# RECORDED INFORMATION
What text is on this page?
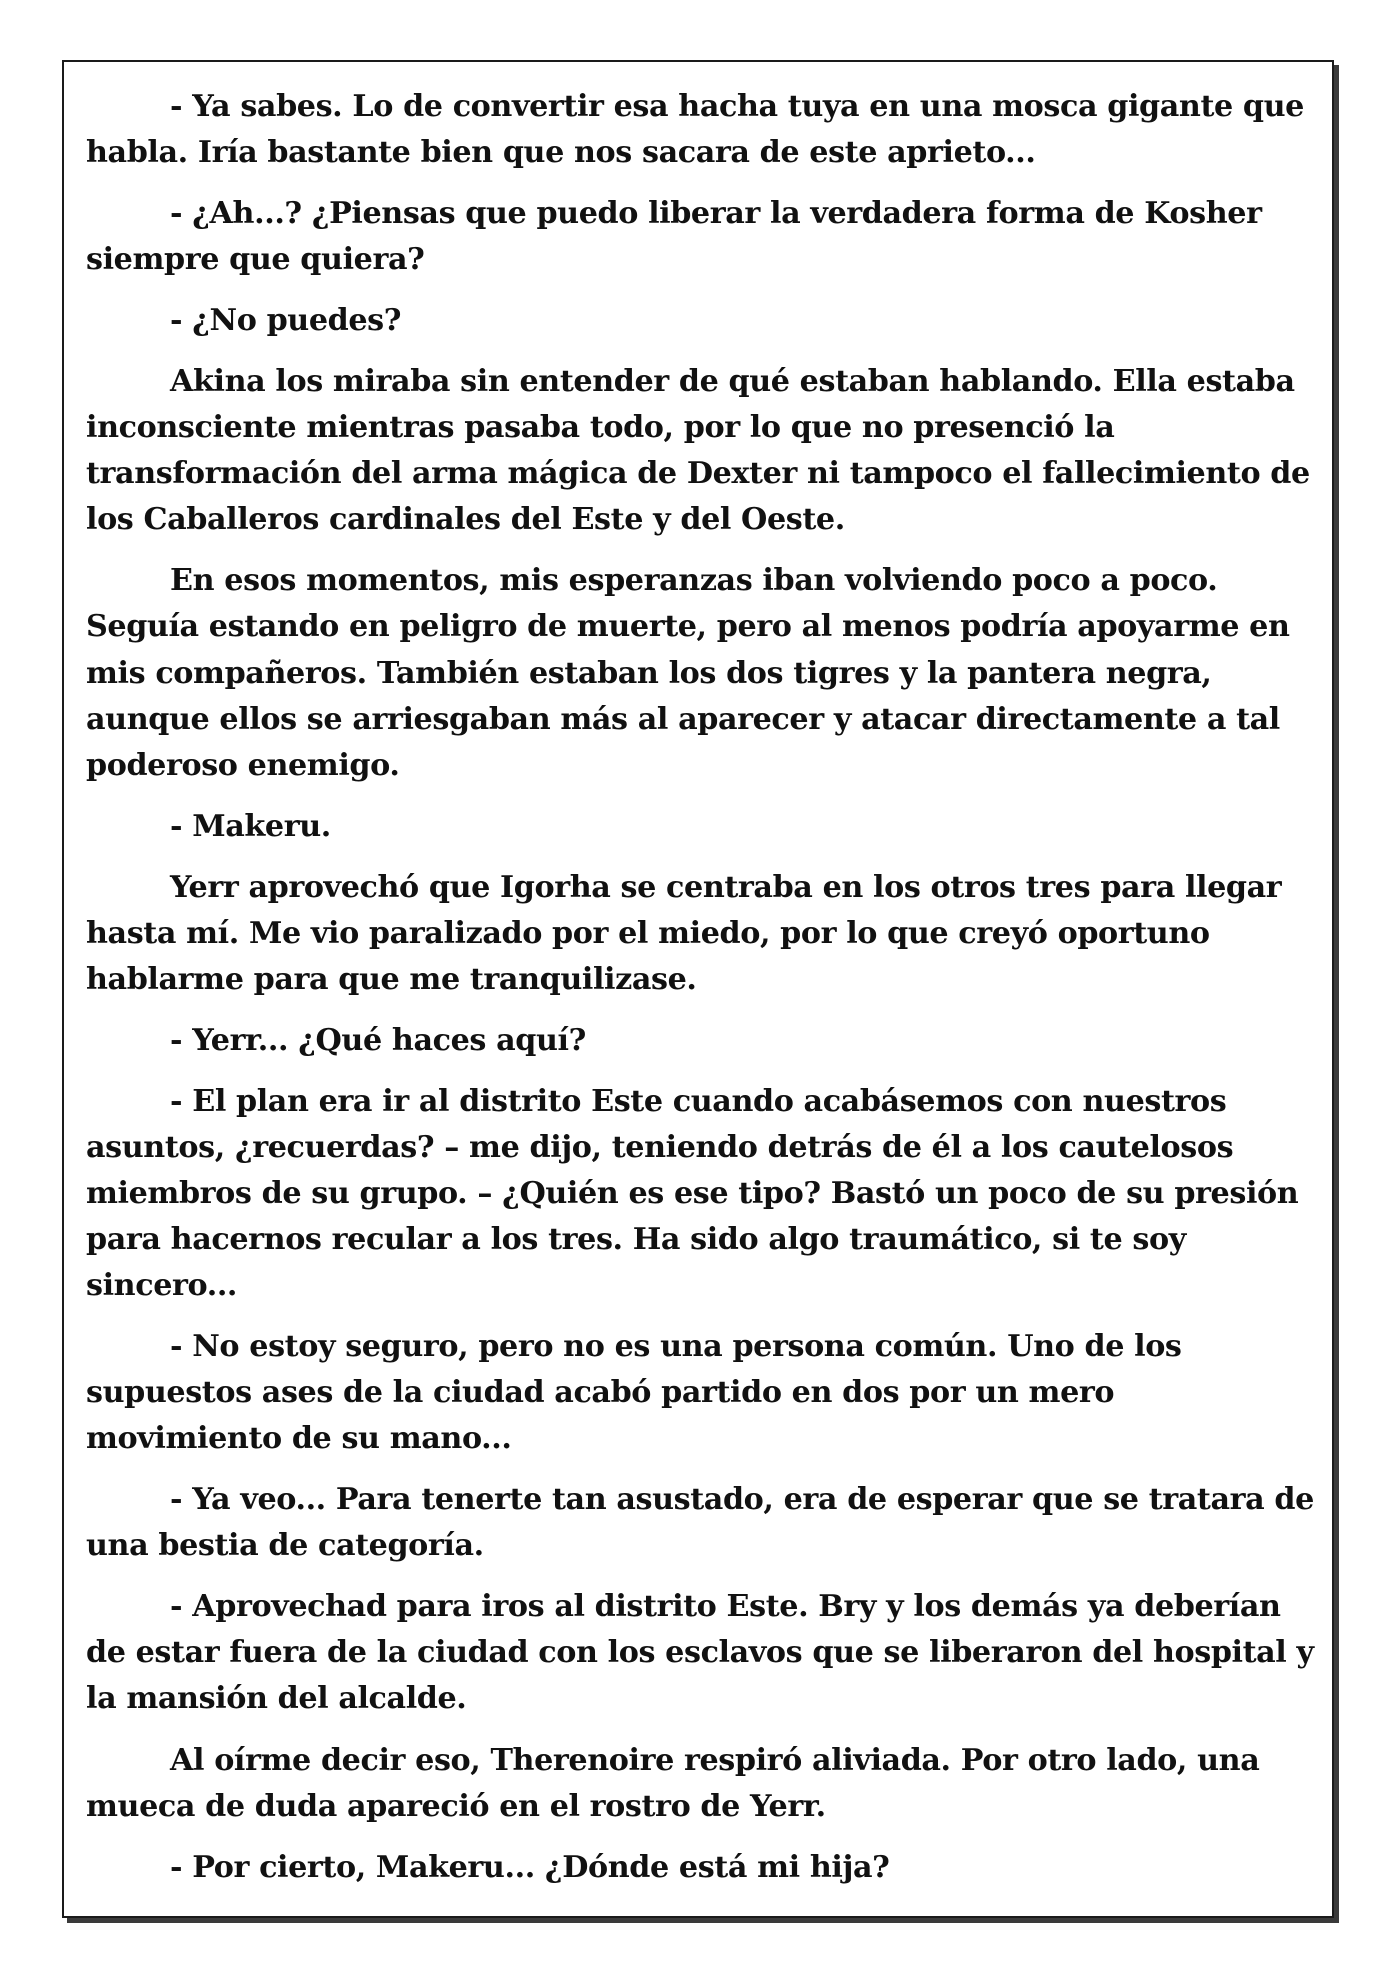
- Ya sabes. Lo de convertir esa hacha tuya en una mosca gigante que habla. Iría bastante bien que nos sacara de este aprieto...

- ¿Ah...? ¿Piensas que puedo liberar la verdadera forma de Kosher siempre que quiera?

- ¿No puedes?

Akina los miraba sin entender de qué estaban hablando. Ella estaba inconsciente mientras pasaba todo, por lo que no presenció la transformación del arma mágica de Dexter ni tampoco el fallecimiento de los Caballeros cardinales del Este y del Oeste.

En esos momentos, mis esperanzas iban volviendo poco a poco. Seguía estando en peligro de muerte, pero al menos podría apoyarme en mis compañeros. También estaban los dos tigres y la pantera negra, aunque ellos se arriesgaban más al aparecer y atacar directamente a tal poderoso enemigo.

- Makeru.

Yerr aprovechó que Igorha se centraba en los otros tres para llegar hasta mí. Me vio paralizado por el miedo, por lo que creyó oportuno hablarme para que me tranquilizase.

- Yerr... ¿Qué haces aquí?

- El plan era ir al distrito Este cuando acabásemos con nuestros asuntos, ¿recuerdas? – me dijo, teniendo detrás de él a los cautelosos miembros de su grupo. – ¿Quién es ese tipo? Bastó un poco de su presión para hacernos recular a los tres. Ha sido algo traumático, si te soy sincero...

- No estoy seguro, pero no es una persona común. Uno de los supuestos ases de la ciudad acabó partido en dos por un mero movimiento de su mano...

- Ya veo... Para tenerte tan asustado, era de esperar que se tratara de una bestia de categoría.

- Aprovechad para iros al distrito Este. Bry y los demás ya deberían de estar fuera de la ciudad con los esclavos que se liberaron del hospital y la mansión del alcalde.

Al oírme decir eso, Therenoire respiró aliviada. Por otro lado, una mueca de duda apareció en el rostro de Yerr.

- Por cierto, Makeru... ¿Dónde está mi hija?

# YOUR INSTRUCTIONS
Restate the data above word for word. Skip every picture.

# THE REPLY
What text is on this page?
- Ya sabes. Lo de convertir esa hacha tuya en una mosca gigante que habla. Iría bastante bien que nos sacara de este aprieto...

- ¿Ah...? ¿Piensas que puedo liberar la verdadera forma de Kosher siempre que quiera?

- ¿No puedes?

Akina los miraba sin entender de qué estaban hablando. Ella estaba inconsciente mientras pasaba todo, por lo que no presenció la transformación del arma mágica de Dexter ni tampoco el fallecimiento de los Caballeros cardinales del Este y del Oeste.

En esos momentos, mis esperanzas iban volviendo poco a poco. Seguía estando en peligro de muerte, pero al menos podría apoyarme en mis compañeros. También estaban los dos tigres y la pantera negra, aunque ellos se arriesgaban más al aparecer y atacar directamente a tal poderoso enemigo.

- Makeru.

Yerr aprovechó que Igorha se centraba en los otros tres para llegar hasta mí. Me vio paralizado por el miedo, por lo que creyó oportuno hablarme para que me tranquilizase.

- Yerr... ¿Qué haces aquí?

- El plan era ir al distrito Este cuando acabásemos con nuestros asuntos, ¿recuerdas? – me dijo, teniendo detrás de él a los cautelosos miembros de su grupo. – ¿Quién es ese tipo? Bastó un poco de su presión para hacernos recular a los tres. Ha sido algo traumático, si te soy sincero...

- No estoy seguro, pero no es una persona común. Uno de los supuestos ases de la ciudad acabó partido en dos por un mero movimiento de su mano...

- Ya veo... Para tenerte tan asustado, era de esperar que se tratara de una bestia de categoría.

- Aprovechad para iros al distrito Este. Bry y los demás ya deberían de estar fuera de la ciudad con los esclavos que se liberaron del hospital y la mansión del alcalde.

Al oírme decir eso, Therenoire respiró aliviada. Por otro lado, una mueca de duda apareció en el rostro de Yerr.

- Por cierto, Makeru... ¿Dónde está mi hija?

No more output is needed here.